■ **WHAT YOU WILL DO**: Your task is to copy the listing exactly, with the pictures left out.

────

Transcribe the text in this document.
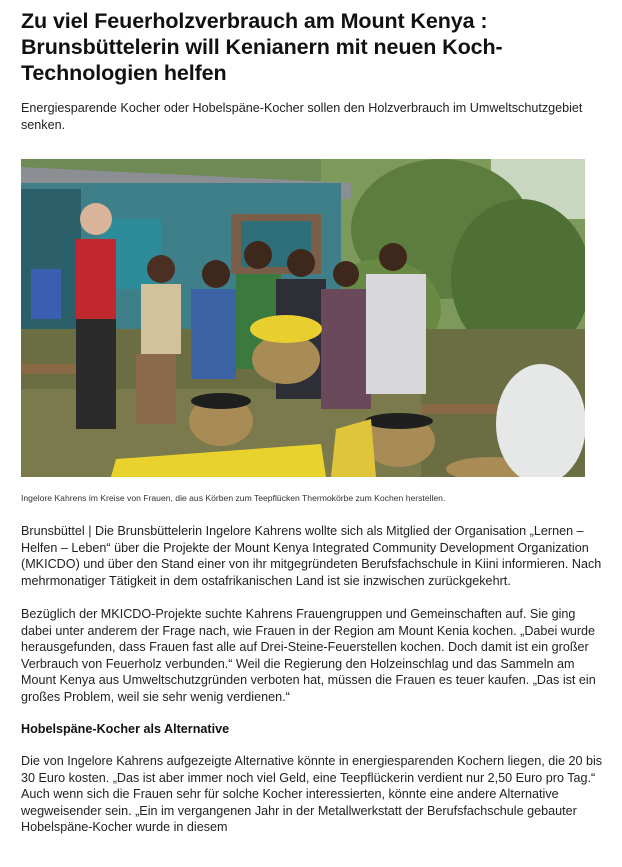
Zu viel Feuerholzverbrauch am Mount Kenya : Brunsbüttelerin will Kenianern mit neuen Koch-Technologien helfen

Energiesparende Kocher oder Hobelspäne-Kocher sollen den Holzverbrauch im Umweltschutzgebiet senken.

Ingelore Kahrens im Kreise von Frauen, die aus Körben zum Teepflücken Thermokörbe zum Kochen herstellen.

Brunsbüttel | Die Brunsbüttelerin Ingelore Kahrens wollte sich als Mitglied der Organisation „Lernen – Helfen – Leben“ über die Projekte der Mount Kenya Integrated Community Development Organization (MKICDO) und über den Stand einer von ihr mitgegründeten Berufsfachschule in Kiini informieren. Nach mehrmonatiger Tätigkeit in dem ostafrikanischen Land ist sie inzwischen zurückgekehrt.

Bezüglich der MKICDO-Projekte suchte Kahrens Frauengruppen und Gemeinschaften auf. Sie ging dabei unter anderem der Frage nach, wie Frauen in der Region am Mount Kenia kochen. „Dabei wurde herausgefunden, dass Frauen fast alle auf Drei-Steine-Feuerstellen kochen. Doch damit ist ein großer Verbrauch von Feuerholz verbunden.“ Weil die Regierung den Holzeinschlag und das Sammeln am Mount Kenya aus Umweltschutzgründen verboten hat, müssen die Frauen es teuer kaufen. „Das ist ein großes Problem, weil sie sehr wenig verdienen.“

Hobelspäne-Kocher als Alternative

Die von Ingelore Kahrens aufgezeigte Alternative könnte in energiesparenden Kochern liegen, die 20 bis 30 Euro kosten. „Das ist aber immer noch viel Geld, eine Teepflückerin verdient nur 2,50 Euro pro Tag.“ Auch wenn sich die Frauen sehr für solche Kocher interessierten, könnte eine andere Alternative wegweisender sein. „Ein im vergangenen Jahr in der Metallwerkstatt der Berufsfachschule gebauter Hobelspäne-Kocher wurde in diesem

────

■ **CORRECT RESULT**:
Transcribe the text in this document.
Zu viel Feuerholzverbrauch am Mount Kenya : Brunsbüttelerin will Kenianern mit neuen Koch-Technologien helfen

Energiesparende Kocher oder Hobelspäne-Kocher sollen den Holzverbrauch im Umweltschutzgebiet senken.

Ingelore Kahrens im Kreise von Frauen, die aus Körben zum Teepflücken Thermokörbe zum Kochen herstellen.

Brunsbüttel | Die Brunsbüttelerin Ingelore Kahrens wollte sich als Mitglied der Organisation „Lernen – Helfen – Leben“ über die Projekte der Mount Kenya Integrated Community Development Organization (MKICDO) und über den Stand einer von ihr mitgegründeten Berufsfachschule in Kiini informieren. Nach mehrmonatiger Tätigkeit in dem ostafrikanischen Land ist sie inzwischen zurückgekehrt.

Bezüglich der MKICDO-Projekte suchte Kahrens Frauengruppen und Gemeinschaften auf. Sie ging dabei unter anderem der Frage nach, wie Frauen in der Region am Mount Kenia kochen. „Dabei wurde herausgefunden, dass Frauen fast alle auf Drei-Steine-Feuerstellen kochen. Doch damit ist ein großer Verbrauch von Feuerholz verbunden.“ Weil die Regierung den Holzeinschlag und das Sammeln am Mount Kenya aus Umweltschutzgründen verboten hat, müssen die Frauen es teuer kaufen. „Das ist ein großes Problem, weil sie sehr wenig verdienen.“

Hobelspäne-Kocher als Alternative

Die von Ingelore Kahrens aufgezeigte Alternative könnte in energiesparenden Kochern liegen, die 20 bis 30 Euro kosten. „Das ist aber immer noch viel Geld, eine Teepflückerin verdient nur 2,50 Euro pro Tag.“ Auch wenn sich die Frauen sehr für solche Kocher interessierten, könnte eine andere Alternative wegweisender sein. „Ein im vergangenen Jahr in der Metallwerkstatt der Berufsfachschule gebauter Hobelspäne-Kocher wurde in diesem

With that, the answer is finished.